WORK TO COMPLETE: Write out the rows from the line holding "data-point[interactable] (800, 255, 807, 262)" through the line holding "data-point[interactable] (869, 227, 876, 234)", inclusive, changing "centroid-marker" to "cluster-center" and leaving everything else unchanged.

A few rows
** Start **
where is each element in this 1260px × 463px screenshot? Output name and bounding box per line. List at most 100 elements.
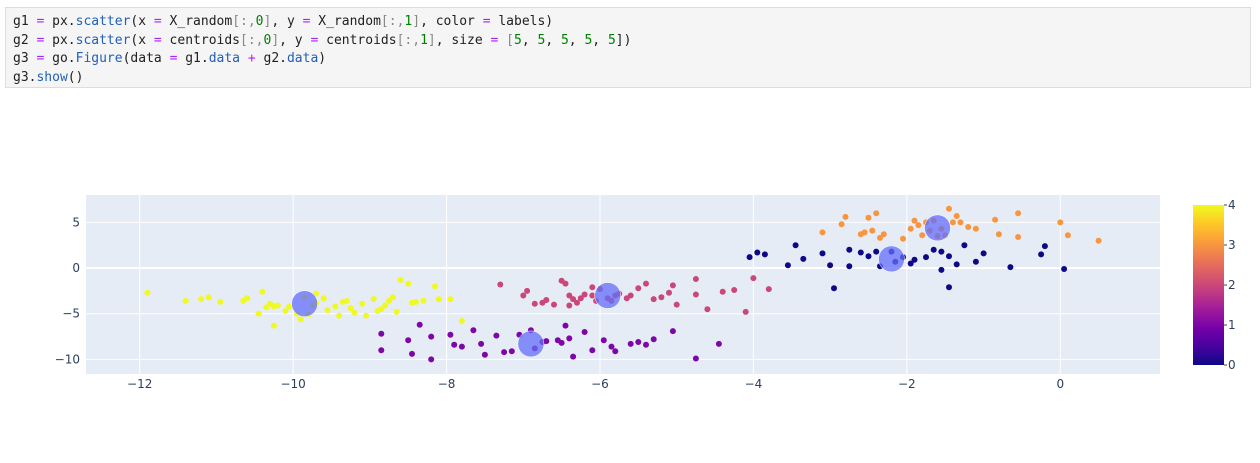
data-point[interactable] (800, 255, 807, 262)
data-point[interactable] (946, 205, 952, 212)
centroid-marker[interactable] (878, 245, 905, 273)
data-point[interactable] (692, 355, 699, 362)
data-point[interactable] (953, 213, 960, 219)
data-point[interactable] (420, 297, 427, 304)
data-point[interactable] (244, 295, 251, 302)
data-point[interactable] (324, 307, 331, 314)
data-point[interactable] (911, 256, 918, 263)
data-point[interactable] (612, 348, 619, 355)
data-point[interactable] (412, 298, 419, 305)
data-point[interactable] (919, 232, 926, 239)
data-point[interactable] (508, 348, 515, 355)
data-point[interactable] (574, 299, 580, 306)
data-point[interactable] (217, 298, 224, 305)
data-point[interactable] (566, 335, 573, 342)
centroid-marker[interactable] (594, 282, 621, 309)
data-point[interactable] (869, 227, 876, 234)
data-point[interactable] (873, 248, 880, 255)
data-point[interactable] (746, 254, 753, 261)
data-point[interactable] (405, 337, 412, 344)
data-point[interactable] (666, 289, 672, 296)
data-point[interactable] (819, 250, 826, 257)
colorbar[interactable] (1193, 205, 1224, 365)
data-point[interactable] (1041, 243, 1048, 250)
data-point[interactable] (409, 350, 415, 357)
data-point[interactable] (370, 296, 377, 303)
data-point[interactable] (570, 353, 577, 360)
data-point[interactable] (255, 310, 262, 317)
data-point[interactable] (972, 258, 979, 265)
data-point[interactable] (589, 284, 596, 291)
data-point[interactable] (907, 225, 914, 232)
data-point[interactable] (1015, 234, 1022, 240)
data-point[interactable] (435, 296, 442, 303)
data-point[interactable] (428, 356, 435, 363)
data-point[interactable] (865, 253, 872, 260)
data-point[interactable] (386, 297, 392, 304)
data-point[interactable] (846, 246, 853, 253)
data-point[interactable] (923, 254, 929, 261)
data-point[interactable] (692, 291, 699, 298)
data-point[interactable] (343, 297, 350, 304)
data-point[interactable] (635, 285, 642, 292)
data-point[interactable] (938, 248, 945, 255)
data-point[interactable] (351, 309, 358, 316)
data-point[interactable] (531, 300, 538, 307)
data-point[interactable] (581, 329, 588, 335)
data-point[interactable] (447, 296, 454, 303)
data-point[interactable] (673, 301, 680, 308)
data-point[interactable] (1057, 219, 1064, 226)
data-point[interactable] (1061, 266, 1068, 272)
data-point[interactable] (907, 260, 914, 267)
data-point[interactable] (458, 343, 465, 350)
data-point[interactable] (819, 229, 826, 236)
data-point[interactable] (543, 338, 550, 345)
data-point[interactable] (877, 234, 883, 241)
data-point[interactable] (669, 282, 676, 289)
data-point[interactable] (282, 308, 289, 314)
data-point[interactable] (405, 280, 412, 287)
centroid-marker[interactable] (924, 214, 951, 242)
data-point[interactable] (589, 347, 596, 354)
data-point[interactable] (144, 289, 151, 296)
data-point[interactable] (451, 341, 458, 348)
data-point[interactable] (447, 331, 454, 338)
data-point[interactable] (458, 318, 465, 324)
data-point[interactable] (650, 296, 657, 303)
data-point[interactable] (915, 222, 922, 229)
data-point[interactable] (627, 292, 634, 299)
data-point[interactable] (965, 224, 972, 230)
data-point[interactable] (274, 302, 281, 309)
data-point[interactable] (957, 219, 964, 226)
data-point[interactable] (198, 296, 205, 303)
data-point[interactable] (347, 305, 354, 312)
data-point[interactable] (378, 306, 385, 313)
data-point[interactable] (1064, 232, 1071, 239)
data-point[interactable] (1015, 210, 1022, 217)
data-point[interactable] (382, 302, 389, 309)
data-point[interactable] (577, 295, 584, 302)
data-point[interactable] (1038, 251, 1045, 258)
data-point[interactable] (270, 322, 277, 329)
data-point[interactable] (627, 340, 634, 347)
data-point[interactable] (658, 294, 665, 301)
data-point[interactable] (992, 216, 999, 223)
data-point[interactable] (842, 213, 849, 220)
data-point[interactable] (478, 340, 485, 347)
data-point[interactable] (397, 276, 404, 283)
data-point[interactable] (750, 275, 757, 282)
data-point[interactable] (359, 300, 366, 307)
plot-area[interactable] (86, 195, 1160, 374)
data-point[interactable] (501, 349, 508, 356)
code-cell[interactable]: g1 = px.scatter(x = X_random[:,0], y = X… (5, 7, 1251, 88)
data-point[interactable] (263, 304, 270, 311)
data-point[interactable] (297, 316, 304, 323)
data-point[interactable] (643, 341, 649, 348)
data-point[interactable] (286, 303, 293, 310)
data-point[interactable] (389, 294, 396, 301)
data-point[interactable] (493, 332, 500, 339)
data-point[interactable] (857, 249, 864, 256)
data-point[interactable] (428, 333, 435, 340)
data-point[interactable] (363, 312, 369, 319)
** End **
** Start **
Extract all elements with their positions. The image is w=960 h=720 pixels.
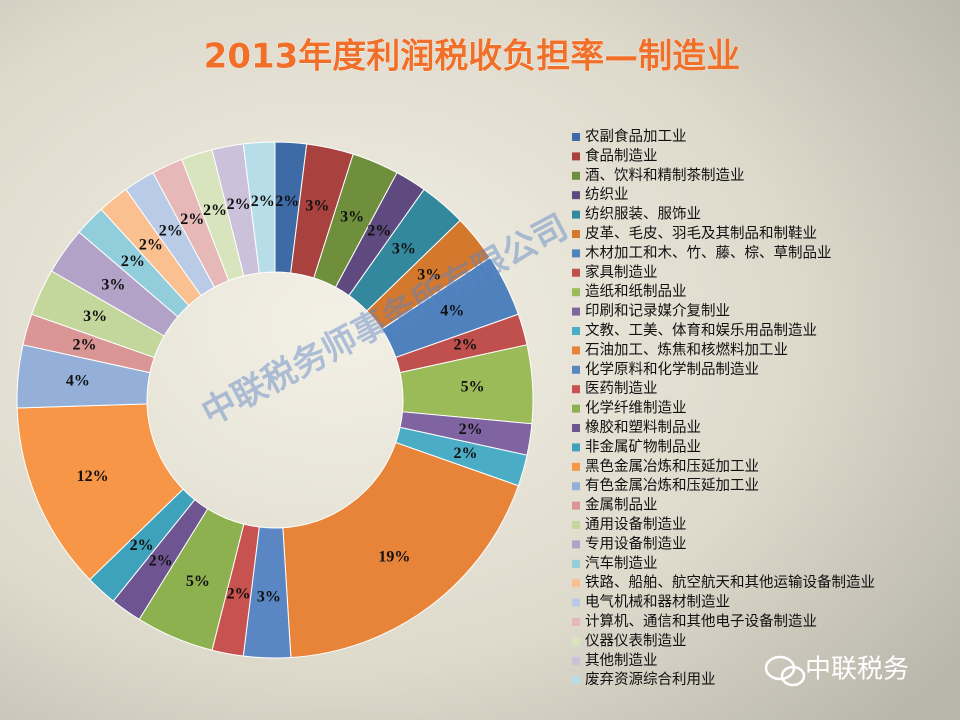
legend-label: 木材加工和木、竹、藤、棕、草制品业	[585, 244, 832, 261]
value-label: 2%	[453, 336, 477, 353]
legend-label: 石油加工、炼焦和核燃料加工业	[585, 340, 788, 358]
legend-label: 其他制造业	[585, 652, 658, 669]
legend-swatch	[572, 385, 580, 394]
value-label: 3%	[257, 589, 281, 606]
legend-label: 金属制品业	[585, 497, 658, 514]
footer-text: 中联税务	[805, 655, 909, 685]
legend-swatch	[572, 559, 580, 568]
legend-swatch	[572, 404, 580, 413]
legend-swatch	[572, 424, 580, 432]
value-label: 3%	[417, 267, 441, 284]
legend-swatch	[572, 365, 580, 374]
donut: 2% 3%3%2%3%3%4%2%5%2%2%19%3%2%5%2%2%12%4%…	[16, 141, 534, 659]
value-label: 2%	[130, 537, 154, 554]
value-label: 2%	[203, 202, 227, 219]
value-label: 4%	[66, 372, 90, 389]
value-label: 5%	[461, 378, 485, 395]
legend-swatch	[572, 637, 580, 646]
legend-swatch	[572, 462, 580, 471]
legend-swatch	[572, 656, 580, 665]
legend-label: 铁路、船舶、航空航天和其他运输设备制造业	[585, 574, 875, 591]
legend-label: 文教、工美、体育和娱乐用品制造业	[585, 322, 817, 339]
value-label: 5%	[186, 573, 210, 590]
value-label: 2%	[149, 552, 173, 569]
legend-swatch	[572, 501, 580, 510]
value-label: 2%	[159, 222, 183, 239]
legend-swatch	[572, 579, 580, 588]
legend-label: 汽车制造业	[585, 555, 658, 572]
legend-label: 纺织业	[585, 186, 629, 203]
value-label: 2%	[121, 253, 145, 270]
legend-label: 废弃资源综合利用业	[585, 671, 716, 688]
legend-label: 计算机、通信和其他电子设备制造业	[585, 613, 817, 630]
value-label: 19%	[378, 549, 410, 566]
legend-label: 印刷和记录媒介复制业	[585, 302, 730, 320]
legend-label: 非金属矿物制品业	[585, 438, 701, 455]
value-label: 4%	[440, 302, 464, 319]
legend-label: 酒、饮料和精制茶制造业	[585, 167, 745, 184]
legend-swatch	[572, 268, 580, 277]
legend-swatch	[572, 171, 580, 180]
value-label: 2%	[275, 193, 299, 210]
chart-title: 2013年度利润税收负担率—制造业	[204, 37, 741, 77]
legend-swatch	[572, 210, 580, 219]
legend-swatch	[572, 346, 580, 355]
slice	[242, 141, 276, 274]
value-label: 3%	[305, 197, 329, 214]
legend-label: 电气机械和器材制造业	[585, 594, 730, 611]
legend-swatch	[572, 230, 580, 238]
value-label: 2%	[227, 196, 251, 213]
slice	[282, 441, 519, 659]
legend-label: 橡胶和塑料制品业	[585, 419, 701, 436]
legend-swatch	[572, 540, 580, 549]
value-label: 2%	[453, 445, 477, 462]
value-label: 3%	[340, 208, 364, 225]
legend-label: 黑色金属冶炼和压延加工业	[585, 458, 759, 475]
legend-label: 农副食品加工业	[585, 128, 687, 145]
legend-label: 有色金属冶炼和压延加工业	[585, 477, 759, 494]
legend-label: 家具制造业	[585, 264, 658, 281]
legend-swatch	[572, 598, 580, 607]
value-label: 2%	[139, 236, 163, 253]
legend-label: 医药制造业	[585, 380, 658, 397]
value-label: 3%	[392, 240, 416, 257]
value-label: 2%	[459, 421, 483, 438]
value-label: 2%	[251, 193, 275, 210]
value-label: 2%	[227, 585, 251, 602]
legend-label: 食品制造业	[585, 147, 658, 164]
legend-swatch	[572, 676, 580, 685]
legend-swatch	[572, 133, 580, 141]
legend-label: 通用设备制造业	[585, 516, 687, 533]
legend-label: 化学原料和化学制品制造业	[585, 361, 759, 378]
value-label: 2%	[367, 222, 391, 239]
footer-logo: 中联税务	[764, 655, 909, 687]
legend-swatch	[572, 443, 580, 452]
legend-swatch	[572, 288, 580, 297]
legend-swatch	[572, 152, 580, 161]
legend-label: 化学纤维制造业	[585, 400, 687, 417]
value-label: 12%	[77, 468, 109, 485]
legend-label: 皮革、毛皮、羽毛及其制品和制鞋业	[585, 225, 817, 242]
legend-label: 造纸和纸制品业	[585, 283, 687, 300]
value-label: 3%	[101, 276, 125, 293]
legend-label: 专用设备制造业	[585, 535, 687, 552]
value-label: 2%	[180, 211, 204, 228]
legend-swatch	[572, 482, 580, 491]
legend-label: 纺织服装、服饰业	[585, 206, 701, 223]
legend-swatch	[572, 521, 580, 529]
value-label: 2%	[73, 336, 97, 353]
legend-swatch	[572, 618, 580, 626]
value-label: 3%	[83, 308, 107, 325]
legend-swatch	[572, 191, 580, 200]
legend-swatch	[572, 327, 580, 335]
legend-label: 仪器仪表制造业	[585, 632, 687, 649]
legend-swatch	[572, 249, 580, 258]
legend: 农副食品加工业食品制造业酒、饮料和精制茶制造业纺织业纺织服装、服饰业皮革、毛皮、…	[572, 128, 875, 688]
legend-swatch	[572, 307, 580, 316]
** End **
RESULT FOR THIS TASK:
data-point[interactable] (800, 255, 807, 262)
data-point[interactable] (946, 205, 952, 212)
cluster-center[interactable] (878, 245, 905, 273)
data-point[interactable] (692, 355, 699, 362)
data-point[interactable] (953, 213, 960, 219)
data-point[interactable] (420, 297, 427, 304)
data-point[interactable] (244, 295, 251, 302)
data-point[interactable] (324, 307, 331, 314)
data-point[interactable] (911, 256, 918, 263)
data-point[interactable] (612, 348, 619, 355)
data-point[interactable] (412, 298, 419, 305)
data-point[interactable] (919, 232, 926, 239)
data-point[interactable] (508, 348, 515, 355)
data-point[interactable] (574, 299, 580, 306)
data-point[interactable] (217, 298, 224, 305)
data-point[interactable] (566, 335, 573, 342)
cluster-center[interactable] (594, 282, 621, 309)
data-point[interactable] (869, 227, 876, 234)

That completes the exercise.